● **Dataset rows**:
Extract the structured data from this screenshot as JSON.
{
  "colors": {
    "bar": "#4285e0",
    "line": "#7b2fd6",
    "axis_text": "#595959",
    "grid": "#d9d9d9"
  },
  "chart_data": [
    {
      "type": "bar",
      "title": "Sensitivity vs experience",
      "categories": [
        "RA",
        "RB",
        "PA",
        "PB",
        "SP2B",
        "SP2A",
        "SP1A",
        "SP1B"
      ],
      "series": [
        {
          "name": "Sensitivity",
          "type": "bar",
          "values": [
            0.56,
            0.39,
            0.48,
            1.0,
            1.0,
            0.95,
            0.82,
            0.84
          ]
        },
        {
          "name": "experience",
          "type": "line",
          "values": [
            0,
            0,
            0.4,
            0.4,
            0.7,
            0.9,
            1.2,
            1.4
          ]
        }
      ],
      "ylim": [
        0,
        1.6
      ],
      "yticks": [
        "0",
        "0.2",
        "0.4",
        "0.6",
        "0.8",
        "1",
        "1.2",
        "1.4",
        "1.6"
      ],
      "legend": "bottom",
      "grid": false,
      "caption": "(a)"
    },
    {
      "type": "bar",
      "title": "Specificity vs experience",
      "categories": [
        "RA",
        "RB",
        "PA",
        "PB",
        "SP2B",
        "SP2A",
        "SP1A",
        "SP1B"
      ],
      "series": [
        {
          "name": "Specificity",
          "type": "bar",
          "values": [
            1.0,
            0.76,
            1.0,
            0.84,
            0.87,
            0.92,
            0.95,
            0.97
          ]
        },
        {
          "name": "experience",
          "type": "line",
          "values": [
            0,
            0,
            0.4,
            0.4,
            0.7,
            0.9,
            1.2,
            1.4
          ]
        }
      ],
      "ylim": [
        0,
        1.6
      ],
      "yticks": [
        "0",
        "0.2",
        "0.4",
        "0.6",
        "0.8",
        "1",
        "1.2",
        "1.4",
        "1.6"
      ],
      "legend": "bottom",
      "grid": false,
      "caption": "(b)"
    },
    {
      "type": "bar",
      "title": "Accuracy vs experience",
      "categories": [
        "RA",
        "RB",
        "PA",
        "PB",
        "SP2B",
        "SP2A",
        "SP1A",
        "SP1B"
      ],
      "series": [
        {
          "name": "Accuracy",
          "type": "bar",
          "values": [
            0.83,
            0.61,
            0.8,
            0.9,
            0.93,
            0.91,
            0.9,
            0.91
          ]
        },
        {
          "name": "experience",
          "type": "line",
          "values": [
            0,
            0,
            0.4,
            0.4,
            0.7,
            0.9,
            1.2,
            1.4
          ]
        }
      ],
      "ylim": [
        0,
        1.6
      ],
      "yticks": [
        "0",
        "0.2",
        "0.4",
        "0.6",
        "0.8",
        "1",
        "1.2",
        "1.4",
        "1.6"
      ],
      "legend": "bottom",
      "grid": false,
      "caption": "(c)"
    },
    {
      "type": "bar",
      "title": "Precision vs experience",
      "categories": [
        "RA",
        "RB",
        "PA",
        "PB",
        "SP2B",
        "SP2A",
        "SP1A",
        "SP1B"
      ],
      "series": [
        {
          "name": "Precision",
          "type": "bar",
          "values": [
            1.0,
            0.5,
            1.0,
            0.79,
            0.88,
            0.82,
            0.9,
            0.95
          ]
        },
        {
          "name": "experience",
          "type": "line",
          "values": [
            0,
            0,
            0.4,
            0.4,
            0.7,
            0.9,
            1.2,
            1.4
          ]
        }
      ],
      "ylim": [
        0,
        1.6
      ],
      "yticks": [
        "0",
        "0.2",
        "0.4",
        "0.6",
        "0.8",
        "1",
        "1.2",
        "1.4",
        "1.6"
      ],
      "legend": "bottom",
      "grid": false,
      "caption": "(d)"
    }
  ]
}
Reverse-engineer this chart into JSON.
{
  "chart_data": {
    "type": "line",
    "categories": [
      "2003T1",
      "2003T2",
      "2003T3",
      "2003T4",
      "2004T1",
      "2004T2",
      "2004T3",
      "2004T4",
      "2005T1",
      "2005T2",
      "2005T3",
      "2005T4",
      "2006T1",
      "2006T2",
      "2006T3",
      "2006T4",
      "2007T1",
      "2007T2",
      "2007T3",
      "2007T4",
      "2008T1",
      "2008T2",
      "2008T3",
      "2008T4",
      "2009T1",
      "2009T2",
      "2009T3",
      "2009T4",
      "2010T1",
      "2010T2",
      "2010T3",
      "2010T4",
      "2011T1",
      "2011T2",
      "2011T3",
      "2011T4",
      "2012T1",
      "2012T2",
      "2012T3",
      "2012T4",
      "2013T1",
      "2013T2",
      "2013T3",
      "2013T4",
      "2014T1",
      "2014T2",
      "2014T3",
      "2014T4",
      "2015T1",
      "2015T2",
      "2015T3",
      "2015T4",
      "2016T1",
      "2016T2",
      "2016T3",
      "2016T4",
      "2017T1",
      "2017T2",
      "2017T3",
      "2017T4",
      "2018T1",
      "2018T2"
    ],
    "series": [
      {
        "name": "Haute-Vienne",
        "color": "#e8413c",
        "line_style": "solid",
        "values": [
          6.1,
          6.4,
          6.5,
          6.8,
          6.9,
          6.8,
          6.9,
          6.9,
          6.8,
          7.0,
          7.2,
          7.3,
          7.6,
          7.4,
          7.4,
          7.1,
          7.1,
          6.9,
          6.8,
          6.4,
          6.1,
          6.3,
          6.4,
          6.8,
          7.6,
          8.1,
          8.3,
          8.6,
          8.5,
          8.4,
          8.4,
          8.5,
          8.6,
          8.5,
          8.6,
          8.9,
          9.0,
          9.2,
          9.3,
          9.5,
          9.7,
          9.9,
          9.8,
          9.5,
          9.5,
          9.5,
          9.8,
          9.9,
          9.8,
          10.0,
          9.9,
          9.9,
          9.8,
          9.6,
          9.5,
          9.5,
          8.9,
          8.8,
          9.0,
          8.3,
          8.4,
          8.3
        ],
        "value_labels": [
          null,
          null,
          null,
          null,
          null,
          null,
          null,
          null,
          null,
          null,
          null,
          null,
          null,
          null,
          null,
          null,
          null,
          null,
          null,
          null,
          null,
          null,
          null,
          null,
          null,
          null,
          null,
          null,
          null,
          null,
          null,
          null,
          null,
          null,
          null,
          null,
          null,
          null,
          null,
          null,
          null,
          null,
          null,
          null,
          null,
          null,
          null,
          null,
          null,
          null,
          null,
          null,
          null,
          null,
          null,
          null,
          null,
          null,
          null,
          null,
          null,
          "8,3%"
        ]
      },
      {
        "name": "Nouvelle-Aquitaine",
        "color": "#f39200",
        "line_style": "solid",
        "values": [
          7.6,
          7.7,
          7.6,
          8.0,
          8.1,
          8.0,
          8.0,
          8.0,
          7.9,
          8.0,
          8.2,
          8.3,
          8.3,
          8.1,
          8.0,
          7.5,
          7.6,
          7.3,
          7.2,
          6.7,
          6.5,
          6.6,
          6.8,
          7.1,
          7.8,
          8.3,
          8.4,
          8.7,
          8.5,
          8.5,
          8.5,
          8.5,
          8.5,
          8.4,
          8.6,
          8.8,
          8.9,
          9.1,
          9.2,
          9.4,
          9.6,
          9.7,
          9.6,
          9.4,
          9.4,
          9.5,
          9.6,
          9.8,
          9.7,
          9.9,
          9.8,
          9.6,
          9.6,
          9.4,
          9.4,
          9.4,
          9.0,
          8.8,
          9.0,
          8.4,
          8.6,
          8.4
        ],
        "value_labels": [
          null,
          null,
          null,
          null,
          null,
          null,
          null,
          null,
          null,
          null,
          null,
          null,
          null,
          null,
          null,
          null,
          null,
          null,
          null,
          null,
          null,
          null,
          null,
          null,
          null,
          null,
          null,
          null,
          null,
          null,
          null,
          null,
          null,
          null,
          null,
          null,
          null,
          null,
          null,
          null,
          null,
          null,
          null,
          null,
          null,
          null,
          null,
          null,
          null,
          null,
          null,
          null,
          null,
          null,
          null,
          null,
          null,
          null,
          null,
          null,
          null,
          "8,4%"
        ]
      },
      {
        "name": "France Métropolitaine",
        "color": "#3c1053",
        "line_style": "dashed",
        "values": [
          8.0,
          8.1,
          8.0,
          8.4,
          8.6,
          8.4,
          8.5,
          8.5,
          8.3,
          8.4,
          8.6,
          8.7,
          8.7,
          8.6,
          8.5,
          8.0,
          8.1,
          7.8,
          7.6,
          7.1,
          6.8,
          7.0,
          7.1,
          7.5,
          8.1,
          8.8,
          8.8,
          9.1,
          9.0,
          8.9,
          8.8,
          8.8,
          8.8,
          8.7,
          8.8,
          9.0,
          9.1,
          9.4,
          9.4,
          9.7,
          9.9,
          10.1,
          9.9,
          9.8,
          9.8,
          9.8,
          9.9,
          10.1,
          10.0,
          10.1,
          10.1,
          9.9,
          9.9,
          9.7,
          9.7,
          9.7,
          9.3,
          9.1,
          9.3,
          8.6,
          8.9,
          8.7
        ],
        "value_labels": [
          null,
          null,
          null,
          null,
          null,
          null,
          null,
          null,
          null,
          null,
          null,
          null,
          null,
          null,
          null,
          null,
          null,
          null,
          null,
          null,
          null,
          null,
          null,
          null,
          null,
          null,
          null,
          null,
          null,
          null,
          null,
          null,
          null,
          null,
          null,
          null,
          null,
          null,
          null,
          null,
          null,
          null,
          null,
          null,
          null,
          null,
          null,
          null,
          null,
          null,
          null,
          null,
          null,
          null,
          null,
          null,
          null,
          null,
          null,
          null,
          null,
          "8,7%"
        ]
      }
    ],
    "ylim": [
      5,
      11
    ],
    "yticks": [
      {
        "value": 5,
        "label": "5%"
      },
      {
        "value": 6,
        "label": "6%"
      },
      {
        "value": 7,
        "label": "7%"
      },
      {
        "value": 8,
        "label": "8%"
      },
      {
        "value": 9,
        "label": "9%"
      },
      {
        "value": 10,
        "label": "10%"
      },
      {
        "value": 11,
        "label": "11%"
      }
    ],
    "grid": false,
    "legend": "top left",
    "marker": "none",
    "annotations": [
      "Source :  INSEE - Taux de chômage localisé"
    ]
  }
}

● **Request**:
Pull out every line above that holds the word "title".

● **The solution**:
      "title": "Sensitivity vs experience",
      "title": "Specificity vs experience",
      "title": "Accuracy vs experience",
      "title": "Precision vs experience",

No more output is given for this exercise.